_What is being asked_. Look through the material below for "quartz". Copy every line that contains it.

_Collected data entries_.
>> Begin

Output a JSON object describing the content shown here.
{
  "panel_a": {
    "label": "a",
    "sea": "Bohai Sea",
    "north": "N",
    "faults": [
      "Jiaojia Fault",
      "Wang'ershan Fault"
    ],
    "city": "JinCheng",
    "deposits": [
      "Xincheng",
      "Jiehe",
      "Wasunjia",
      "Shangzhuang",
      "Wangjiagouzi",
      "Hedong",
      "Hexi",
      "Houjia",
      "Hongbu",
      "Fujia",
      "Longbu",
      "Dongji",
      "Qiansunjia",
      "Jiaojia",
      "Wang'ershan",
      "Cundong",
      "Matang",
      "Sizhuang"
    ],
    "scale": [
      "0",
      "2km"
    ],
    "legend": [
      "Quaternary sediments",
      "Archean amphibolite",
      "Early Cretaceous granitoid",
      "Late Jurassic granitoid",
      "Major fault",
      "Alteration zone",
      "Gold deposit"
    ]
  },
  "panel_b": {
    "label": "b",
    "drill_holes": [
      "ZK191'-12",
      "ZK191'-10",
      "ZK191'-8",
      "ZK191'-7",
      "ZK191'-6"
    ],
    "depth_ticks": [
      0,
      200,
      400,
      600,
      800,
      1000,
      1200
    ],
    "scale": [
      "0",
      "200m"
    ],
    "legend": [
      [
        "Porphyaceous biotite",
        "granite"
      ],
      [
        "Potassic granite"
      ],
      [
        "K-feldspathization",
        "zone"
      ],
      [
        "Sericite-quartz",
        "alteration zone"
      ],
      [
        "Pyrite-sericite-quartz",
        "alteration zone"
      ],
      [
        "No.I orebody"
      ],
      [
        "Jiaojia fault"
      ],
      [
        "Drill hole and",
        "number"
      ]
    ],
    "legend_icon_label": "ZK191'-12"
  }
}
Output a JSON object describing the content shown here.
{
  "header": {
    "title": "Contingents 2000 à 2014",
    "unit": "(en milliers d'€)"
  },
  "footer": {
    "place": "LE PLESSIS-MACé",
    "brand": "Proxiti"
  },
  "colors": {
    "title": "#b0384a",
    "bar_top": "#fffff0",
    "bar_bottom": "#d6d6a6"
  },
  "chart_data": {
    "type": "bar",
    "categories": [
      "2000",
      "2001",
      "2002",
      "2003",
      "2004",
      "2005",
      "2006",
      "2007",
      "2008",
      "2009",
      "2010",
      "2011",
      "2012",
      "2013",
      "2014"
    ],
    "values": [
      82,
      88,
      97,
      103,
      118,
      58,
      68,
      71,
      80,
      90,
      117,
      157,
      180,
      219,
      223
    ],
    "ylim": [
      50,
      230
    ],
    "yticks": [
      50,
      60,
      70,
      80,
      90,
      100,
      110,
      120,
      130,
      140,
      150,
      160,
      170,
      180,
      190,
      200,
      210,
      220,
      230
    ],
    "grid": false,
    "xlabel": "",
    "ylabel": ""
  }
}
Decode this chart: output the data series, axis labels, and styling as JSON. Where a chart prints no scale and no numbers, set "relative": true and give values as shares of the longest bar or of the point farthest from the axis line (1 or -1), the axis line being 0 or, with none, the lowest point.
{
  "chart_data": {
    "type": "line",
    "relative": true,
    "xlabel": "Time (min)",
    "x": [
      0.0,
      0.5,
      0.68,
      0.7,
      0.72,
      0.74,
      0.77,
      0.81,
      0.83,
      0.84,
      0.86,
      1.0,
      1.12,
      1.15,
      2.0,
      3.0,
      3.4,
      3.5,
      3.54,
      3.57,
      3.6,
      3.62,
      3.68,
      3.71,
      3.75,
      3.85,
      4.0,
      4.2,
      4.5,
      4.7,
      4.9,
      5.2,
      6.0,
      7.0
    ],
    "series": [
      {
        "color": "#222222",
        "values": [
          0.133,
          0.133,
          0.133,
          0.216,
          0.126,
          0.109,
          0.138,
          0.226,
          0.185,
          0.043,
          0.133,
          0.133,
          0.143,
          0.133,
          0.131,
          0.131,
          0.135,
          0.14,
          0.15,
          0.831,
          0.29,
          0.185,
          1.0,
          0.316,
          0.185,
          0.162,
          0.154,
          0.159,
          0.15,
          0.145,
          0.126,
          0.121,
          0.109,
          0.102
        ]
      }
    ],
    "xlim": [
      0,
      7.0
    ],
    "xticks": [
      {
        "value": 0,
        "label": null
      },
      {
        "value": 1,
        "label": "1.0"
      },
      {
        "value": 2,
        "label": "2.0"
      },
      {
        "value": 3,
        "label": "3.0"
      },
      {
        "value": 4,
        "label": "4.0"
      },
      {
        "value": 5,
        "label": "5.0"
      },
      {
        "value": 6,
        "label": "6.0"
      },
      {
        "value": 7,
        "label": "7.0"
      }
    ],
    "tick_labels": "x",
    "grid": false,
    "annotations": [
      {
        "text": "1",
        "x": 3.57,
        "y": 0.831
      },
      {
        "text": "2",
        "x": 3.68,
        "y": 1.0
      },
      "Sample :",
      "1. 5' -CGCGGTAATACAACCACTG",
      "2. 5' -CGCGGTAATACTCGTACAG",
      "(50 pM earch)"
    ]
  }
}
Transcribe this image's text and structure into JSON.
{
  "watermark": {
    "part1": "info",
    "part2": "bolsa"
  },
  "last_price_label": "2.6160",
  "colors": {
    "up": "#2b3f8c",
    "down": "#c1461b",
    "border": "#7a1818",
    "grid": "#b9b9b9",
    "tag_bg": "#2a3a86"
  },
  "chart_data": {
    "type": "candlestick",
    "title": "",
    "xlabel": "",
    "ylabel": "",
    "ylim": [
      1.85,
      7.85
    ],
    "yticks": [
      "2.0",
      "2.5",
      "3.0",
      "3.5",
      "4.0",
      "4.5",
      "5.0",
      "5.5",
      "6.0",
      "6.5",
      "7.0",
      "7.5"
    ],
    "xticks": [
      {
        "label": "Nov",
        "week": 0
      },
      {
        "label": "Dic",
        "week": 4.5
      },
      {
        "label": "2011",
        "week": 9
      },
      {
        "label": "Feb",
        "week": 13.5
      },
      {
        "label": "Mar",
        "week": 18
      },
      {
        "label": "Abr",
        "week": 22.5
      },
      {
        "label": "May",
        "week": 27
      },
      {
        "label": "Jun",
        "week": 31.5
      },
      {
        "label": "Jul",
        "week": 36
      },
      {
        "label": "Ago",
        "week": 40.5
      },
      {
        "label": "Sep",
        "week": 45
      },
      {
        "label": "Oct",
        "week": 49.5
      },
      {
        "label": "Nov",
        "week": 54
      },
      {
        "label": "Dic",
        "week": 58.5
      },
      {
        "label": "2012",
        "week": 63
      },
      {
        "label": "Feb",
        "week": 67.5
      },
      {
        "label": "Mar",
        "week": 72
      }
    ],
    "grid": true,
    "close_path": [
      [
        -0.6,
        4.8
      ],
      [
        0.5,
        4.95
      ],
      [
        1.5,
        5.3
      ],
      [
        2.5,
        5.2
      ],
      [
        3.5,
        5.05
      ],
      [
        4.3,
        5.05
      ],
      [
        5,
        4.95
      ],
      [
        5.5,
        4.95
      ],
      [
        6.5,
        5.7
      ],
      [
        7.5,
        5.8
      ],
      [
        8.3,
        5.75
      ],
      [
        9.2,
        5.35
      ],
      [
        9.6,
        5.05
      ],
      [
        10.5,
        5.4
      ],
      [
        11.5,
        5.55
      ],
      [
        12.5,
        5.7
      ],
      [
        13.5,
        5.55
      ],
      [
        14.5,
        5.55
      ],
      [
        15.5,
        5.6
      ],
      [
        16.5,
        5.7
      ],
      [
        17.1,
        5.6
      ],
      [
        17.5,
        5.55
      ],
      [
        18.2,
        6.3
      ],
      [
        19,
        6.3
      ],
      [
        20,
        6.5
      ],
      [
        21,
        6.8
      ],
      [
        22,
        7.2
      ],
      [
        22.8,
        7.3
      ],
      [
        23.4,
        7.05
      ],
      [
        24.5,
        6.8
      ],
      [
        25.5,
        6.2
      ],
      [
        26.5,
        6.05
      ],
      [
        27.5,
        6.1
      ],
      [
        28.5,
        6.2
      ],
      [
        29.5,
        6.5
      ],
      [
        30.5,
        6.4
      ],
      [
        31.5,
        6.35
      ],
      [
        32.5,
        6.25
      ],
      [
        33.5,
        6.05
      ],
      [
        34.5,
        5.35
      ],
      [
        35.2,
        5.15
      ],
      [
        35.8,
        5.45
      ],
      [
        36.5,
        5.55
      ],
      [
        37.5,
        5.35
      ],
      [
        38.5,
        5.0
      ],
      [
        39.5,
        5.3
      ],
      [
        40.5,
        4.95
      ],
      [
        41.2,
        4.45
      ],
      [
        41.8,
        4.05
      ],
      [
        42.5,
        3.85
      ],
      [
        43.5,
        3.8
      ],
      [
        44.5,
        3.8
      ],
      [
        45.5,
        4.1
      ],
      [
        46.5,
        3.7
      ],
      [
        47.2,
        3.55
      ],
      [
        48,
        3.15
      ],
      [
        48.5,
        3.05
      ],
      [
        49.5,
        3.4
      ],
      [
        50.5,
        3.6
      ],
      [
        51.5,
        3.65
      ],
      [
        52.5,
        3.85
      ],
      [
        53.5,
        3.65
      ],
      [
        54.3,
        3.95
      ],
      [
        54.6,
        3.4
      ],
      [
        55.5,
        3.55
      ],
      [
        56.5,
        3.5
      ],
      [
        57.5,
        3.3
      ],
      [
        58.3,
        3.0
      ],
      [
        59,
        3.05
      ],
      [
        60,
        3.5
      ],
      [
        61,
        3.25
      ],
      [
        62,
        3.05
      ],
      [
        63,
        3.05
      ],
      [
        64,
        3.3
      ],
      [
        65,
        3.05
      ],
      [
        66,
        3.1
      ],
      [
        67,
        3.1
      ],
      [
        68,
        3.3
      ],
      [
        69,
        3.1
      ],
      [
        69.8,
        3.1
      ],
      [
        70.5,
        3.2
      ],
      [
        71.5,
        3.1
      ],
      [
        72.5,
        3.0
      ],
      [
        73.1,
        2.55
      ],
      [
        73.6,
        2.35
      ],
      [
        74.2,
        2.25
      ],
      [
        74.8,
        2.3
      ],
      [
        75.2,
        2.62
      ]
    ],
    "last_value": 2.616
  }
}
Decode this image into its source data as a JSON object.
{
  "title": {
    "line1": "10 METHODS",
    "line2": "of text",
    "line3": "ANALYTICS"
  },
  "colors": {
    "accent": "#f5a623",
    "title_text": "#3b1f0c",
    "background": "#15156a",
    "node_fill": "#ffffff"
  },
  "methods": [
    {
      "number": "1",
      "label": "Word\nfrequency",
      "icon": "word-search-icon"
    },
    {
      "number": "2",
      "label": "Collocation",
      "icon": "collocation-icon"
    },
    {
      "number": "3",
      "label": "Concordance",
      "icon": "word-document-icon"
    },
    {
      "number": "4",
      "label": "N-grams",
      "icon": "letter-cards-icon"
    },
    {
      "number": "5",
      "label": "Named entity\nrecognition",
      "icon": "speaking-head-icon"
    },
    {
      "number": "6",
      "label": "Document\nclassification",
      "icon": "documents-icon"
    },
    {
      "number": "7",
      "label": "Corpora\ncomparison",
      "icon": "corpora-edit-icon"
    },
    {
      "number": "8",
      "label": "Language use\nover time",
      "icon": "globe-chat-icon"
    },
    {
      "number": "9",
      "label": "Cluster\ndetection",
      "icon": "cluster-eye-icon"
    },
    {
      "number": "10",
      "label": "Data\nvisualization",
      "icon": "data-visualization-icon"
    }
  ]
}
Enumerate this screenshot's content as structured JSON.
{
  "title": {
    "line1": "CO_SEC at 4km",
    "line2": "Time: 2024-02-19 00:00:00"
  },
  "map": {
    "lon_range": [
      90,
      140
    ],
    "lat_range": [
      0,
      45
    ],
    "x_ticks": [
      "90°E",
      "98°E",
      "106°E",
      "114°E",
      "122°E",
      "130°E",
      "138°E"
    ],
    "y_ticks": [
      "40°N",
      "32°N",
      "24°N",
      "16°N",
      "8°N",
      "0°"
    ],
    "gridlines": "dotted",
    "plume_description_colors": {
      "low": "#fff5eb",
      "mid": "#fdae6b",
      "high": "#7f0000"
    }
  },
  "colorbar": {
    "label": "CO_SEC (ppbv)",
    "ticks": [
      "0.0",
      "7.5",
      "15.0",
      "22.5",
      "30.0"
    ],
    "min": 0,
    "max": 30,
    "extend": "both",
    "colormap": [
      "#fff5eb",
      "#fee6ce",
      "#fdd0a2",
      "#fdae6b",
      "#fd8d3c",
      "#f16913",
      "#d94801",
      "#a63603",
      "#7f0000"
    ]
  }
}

>> End

_Answer to the problem_.
        "Sericite-quartz",
        "Pyrite-sericite-quartz",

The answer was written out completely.